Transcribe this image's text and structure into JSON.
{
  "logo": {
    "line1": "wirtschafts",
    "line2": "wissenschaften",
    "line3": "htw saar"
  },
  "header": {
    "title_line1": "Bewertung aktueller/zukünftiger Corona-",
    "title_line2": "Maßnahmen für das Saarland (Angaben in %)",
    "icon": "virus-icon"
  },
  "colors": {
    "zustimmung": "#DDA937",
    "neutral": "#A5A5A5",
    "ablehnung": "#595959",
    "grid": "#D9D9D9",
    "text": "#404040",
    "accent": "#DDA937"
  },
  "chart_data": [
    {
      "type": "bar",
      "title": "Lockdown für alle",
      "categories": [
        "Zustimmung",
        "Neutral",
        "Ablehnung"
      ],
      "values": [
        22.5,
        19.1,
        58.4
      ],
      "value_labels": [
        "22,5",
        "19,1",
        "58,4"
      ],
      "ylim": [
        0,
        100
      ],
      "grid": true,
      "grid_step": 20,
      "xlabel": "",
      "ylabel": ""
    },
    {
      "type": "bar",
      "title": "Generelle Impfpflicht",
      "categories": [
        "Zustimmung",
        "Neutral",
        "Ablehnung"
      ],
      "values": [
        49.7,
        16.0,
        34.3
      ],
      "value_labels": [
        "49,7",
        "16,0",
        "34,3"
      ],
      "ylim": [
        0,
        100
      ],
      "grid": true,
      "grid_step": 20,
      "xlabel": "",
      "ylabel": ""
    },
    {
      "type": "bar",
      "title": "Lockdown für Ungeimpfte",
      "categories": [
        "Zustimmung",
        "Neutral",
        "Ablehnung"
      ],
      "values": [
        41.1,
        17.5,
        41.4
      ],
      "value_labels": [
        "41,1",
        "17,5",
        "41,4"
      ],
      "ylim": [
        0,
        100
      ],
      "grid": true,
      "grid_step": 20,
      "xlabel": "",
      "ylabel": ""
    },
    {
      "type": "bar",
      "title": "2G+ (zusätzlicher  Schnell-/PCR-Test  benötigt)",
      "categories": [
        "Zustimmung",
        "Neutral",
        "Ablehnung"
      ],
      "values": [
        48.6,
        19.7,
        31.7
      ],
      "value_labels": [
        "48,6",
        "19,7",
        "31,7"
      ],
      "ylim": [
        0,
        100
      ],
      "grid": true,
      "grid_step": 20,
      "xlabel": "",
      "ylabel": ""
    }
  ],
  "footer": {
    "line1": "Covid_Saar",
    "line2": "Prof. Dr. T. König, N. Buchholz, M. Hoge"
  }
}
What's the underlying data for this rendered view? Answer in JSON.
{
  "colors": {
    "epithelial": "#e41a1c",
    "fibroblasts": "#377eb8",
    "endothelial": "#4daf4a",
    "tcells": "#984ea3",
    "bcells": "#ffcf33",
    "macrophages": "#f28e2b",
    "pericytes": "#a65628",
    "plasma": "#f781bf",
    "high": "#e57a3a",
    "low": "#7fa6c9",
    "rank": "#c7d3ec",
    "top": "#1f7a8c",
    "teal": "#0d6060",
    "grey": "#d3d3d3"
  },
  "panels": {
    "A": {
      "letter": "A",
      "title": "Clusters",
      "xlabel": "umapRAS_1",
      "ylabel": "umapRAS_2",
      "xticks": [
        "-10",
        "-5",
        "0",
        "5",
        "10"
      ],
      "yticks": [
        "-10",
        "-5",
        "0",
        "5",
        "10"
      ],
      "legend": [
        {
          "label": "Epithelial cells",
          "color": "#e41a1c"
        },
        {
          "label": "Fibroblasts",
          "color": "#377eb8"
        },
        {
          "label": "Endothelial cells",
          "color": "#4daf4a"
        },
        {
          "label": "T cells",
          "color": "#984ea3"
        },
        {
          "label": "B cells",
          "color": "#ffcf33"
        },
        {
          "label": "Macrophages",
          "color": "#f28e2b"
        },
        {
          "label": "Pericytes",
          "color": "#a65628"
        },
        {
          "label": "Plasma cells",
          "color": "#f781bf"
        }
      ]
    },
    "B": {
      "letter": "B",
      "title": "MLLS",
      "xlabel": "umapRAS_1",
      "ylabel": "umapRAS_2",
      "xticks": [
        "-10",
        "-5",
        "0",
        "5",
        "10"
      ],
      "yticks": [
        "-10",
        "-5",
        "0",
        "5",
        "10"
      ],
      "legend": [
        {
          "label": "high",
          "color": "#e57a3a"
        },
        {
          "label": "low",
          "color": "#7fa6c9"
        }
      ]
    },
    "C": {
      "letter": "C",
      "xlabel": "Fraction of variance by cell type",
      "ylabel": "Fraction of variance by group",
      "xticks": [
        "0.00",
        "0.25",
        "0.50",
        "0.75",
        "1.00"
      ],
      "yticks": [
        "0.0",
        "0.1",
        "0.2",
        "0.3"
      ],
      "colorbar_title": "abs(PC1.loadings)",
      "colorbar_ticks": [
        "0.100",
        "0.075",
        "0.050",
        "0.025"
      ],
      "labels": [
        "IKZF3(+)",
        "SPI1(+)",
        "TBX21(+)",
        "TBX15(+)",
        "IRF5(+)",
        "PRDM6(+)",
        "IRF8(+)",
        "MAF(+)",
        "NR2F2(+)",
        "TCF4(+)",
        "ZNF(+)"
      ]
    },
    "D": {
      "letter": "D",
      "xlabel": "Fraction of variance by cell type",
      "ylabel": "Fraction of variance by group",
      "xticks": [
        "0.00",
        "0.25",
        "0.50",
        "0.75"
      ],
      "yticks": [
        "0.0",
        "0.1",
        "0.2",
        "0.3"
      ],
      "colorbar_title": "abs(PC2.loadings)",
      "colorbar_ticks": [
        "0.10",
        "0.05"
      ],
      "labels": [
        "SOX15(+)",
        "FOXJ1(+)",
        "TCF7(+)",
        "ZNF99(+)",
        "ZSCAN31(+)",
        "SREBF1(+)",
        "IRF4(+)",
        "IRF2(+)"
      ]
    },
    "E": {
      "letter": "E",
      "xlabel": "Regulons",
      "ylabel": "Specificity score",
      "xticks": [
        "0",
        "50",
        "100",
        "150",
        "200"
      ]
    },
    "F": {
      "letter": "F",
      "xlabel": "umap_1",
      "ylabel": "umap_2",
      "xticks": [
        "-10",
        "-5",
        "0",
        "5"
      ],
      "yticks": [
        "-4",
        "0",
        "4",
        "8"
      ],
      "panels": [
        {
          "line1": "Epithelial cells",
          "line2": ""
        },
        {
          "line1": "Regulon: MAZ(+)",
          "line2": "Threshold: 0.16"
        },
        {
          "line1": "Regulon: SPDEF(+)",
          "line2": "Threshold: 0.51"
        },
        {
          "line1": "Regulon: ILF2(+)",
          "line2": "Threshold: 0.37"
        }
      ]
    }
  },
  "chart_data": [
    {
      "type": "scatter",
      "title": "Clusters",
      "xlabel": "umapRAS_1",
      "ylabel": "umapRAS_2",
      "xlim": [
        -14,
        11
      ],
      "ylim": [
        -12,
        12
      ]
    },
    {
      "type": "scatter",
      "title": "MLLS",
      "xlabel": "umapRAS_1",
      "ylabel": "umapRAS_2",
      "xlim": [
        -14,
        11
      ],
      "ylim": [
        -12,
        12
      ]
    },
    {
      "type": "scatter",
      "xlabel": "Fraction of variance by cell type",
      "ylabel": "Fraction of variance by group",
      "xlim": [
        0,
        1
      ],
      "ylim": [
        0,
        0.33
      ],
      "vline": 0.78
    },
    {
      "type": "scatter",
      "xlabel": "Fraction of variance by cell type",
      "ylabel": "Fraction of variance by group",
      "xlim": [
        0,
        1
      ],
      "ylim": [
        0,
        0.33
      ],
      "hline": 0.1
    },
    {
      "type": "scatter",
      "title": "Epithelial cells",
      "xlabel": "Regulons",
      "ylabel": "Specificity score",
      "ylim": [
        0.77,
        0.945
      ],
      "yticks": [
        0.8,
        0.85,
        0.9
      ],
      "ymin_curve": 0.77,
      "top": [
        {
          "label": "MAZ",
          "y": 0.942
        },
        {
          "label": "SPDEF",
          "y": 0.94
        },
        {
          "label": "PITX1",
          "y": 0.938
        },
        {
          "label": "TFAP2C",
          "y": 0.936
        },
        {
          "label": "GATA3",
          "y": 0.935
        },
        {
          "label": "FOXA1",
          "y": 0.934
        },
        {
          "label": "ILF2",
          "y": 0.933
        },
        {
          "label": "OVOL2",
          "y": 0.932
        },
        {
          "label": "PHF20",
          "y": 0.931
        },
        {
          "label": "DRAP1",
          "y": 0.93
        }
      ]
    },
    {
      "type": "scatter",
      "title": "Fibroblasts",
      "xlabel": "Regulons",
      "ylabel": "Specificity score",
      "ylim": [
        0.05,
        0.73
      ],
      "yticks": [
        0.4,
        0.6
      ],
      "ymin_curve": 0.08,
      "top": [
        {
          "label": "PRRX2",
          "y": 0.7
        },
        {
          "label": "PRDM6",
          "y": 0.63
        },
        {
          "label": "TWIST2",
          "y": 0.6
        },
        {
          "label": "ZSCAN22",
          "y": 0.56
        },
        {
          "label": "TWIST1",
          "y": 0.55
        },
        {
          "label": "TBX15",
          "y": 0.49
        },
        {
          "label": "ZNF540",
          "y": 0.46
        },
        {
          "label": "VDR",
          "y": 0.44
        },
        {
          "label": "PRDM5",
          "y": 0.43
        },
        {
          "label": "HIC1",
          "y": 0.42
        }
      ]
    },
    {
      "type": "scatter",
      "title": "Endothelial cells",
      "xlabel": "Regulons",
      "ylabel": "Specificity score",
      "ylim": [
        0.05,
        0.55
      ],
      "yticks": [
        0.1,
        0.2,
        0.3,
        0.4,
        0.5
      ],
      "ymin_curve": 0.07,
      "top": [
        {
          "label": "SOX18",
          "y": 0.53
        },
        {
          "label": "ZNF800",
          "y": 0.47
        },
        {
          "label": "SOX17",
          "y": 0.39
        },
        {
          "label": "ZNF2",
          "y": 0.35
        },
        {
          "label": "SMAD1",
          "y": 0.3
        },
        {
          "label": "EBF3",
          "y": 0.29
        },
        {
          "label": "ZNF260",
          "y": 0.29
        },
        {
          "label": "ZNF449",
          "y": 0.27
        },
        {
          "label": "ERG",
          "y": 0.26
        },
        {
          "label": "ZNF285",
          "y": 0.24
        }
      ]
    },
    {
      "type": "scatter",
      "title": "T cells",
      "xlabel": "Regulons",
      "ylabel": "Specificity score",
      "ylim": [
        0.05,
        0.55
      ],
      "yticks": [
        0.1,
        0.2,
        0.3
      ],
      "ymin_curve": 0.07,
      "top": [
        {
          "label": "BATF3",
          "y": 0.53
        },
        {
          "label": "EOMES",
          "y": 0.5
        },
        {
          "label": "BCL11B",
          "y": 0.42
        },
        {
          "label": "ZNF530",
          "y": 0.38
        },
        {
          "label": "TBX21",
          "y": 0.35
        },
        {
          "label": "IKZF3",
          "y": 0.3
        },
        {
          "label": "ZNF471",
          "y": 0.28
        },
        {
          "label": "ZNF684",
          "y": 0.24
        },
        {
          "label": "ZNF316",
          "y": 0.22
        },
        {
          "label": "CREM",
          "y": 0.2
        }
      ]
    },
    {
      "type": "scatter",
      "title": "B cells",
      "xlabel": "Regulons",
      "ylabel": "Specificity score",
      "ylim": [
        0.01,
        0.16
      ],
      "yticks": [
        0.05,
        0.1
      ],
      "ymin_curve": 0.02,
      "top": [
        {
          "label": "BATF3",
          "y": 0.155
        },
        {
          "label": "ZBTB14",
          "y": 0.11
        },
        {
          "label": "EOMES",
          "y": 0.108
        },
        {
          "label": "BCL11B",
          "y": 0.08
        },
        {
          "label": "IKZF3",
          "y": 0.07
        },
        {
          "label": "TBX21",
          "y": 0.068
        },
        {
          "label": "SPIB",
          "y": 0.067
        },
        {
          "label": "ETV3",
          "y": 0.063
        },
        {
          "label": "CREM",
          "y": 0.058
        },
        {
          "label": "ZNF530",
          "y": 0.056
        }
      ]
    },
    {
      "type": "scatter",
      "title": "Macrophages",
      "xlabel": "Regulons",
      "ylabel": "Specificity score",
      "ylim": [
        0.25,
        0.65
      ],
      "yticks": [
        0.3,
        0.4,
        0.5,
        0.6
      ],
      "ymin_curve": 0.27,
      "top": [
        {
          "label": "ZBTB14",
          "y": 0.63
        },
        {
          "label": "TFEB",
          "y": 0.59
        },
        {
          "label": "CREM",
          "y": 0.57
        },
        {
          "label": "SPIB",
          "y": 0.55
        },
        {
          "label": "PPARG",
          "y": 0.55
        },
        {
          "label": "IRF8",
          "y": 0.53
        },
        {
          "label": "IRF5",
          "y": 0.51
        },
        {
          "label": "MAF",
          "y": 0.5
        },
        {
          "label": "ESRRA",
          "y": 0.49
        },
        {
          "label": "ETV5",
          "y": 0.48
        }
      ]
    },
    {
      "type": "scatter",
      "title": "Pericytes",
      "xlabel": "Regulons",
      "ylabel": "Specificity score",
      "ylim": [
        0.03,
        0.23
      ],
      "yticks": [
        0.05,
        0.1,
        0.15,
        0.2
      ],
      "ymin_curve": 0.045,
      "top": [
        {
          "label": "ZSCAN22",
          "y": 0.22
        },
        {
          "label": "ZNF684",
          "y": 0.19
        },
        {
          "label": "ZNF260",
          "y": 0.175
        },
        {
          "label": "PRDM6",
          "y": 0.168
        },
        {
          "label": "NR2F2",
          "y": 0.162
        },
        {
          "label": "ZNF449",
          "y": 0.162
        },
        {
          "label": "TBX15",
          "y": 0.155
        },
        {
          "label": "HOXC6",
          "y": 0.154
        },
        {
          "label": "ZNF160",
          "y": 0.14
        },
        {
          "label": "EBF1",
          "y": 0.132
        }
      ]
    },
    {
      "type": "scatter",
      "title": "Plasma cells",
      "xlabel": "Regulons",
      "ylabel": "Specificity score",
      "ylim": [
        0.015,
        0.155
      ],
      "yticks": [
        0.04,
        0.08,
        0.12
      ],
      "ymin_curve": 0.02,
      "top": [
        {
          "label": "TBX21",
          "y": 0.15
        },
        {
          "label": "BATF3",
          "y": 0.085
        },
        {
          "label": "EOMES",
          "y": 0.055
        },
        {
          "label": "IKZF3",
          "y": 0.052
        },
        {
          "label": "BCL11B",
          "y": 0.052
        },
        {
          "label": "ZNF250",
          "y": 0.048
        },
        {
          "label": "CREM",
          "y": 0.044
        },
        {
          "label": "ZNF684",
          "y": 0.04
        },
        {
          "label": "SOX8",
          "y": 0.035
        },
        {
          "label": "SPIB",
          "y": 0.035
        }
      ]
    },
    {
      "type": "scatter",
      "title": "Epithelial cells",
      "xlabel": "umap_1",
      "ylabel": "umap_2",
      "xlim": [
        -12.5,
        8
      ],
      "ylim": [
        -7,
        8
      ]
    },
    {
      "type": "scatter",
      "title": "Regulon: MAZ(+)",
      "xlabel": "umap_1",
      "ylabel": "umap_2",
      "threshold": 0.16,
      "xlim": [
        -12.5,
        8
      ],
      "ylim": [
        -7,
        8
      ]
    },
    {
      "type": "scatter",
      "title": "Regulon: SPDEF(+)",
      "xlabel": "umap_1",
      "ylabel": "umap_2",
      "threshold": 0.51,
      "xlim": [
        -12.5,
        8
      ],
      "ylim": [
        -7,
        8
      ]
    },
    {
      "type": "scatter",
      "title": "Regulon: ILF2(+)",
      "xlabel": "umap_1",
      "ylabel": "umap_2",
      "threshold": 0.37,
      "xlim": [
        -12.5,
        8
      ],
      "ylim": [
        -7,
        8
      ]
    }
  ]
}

**Work instruction**
Show the lines where the word "loadings" appears in the entries.

**Answer to this problem**
      "colorbar_title": "abs(PC1.loadings)",
      "colorbar_title": "abs(PC2.loadings)",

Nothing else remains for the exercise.